RECORDS FOR THE EXERCISE
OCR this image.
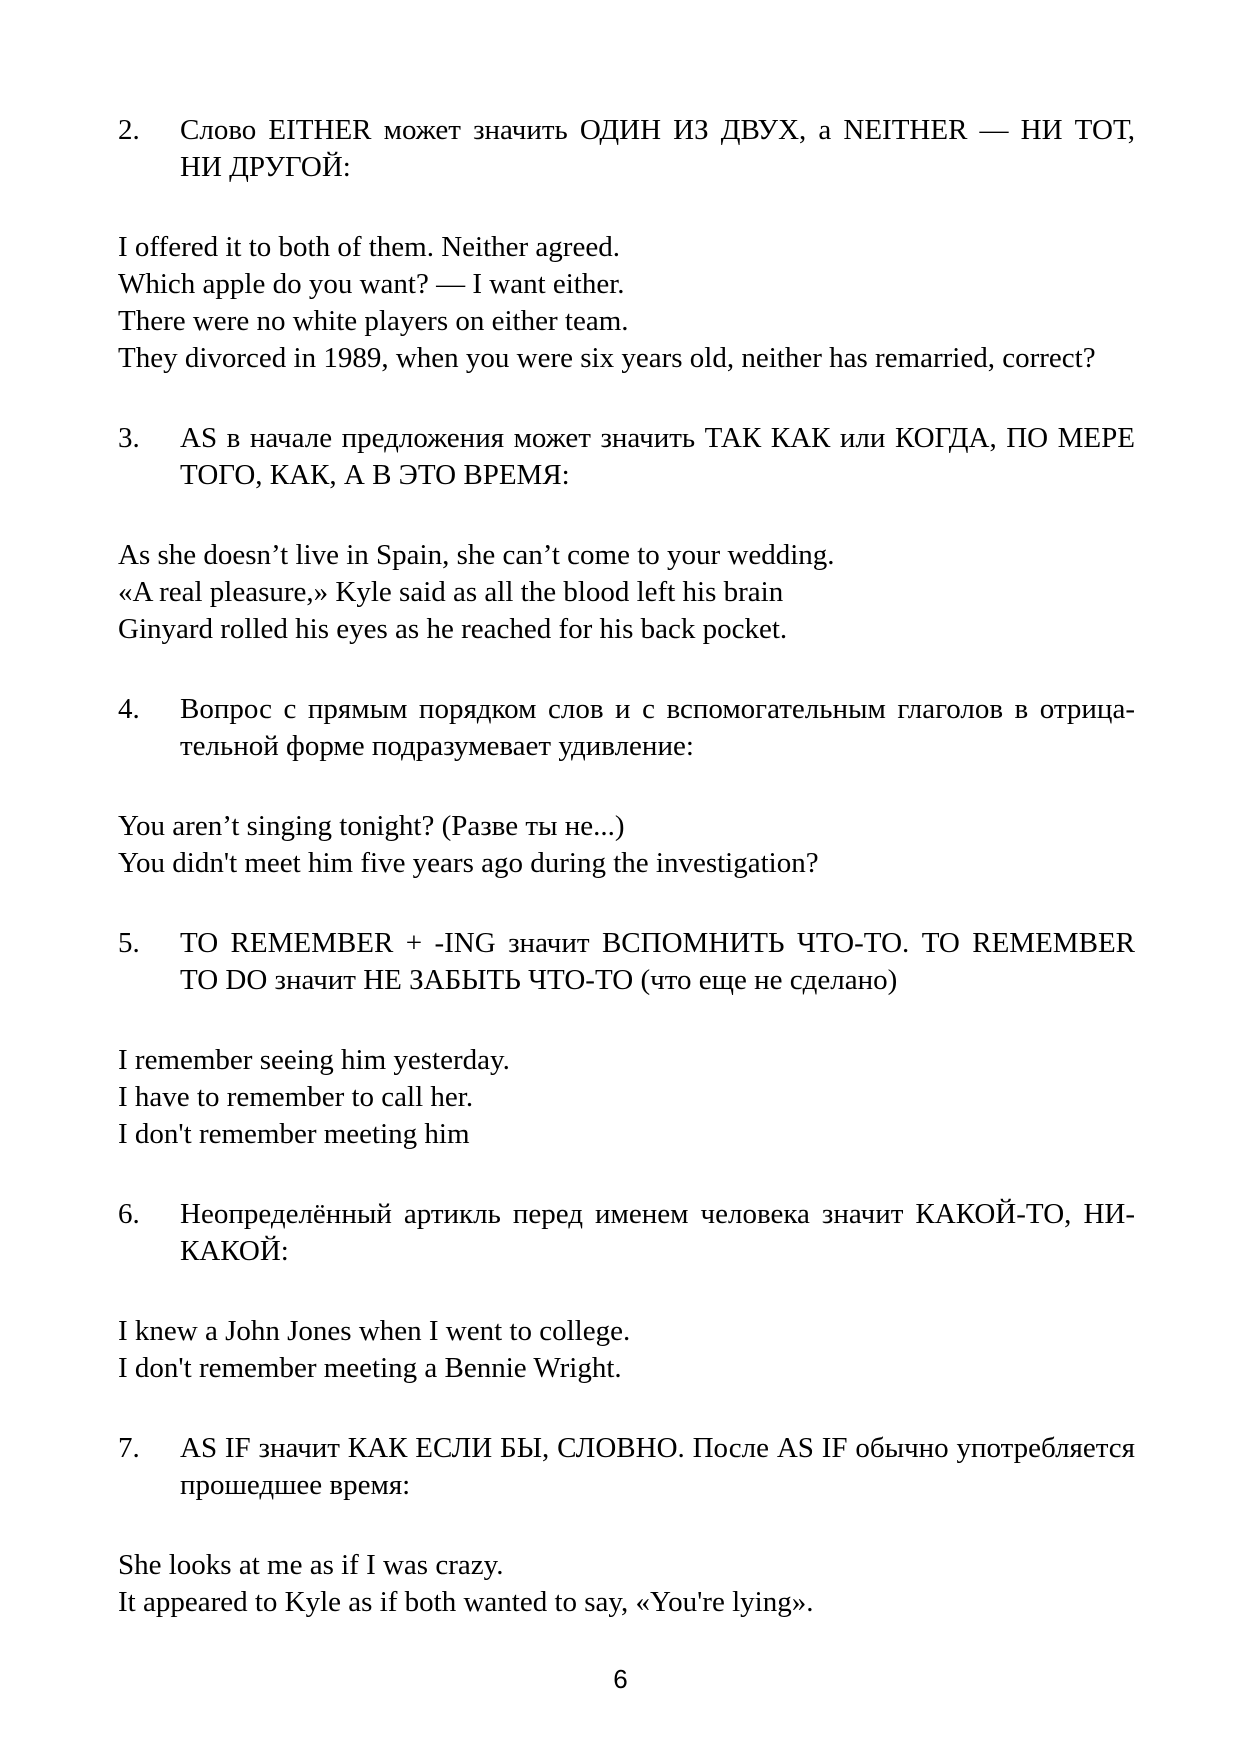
2. Слово EITHER может значить ОДИН ИЗ ДВУХ, а NEITHER — НИ ТОТ,
НИ ДРУГОЙ:
I offered it to both of them. Neither agreed.
Which apple do you want? — I want either.
There were no white players on either team.
They divorced in 1989, when you were six years old, neither has remarried, correct?
3. AS в начале предложения может значить ТАК КАК или КОГДА, ПО МЕРЕ
ТОГО, КАК, А В ЭТО ВРЕМЯ:
As she doesn’t live in Spain, she can’t come to your wedding.
«A real pleasure,» Kyle said as all the blood left his brain
Ginyard rolled his eyes as he reached for his back pocket.
4. Вопрос с прямым порядком слов и с вспомогательным глаголов в отрица-
тельной форме подразумевает удивление:
You aren’t singing tonight? (Разве ты не...)
You didn't meet him five years ago during the investigation?
5. TO REMEMBER + -ING значит ВСПОМНИТЬ ЧТО-ТО. TO REMEMBER
TO DO значит НЕ ЗАБЫТЬ ЧТО-ТО (что еще не сделано)
I remember seeing him yesterday.
I have to remember to call her.
I don't remember meeting him
6. Неопределённый артикль перед именем человека значит КАКОЙ-ТО, НИ-
КАКОЙ:
I knew a John Jones when I went to college.
I don't remember meeting a Bennie Wright.
7. AS IF значит КАК ЕСЛИ БЫ, СЛОВНО. После AS IF обычно употребляется
прошедшее время:
She looks at me as if I was crazy.
It appeared to Kyle as if both wanted to say, «You're lying».
6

YOUR OBJECTIVE
Write only the number of lines in the data above that include "meeting".

TASK SOLUTION
2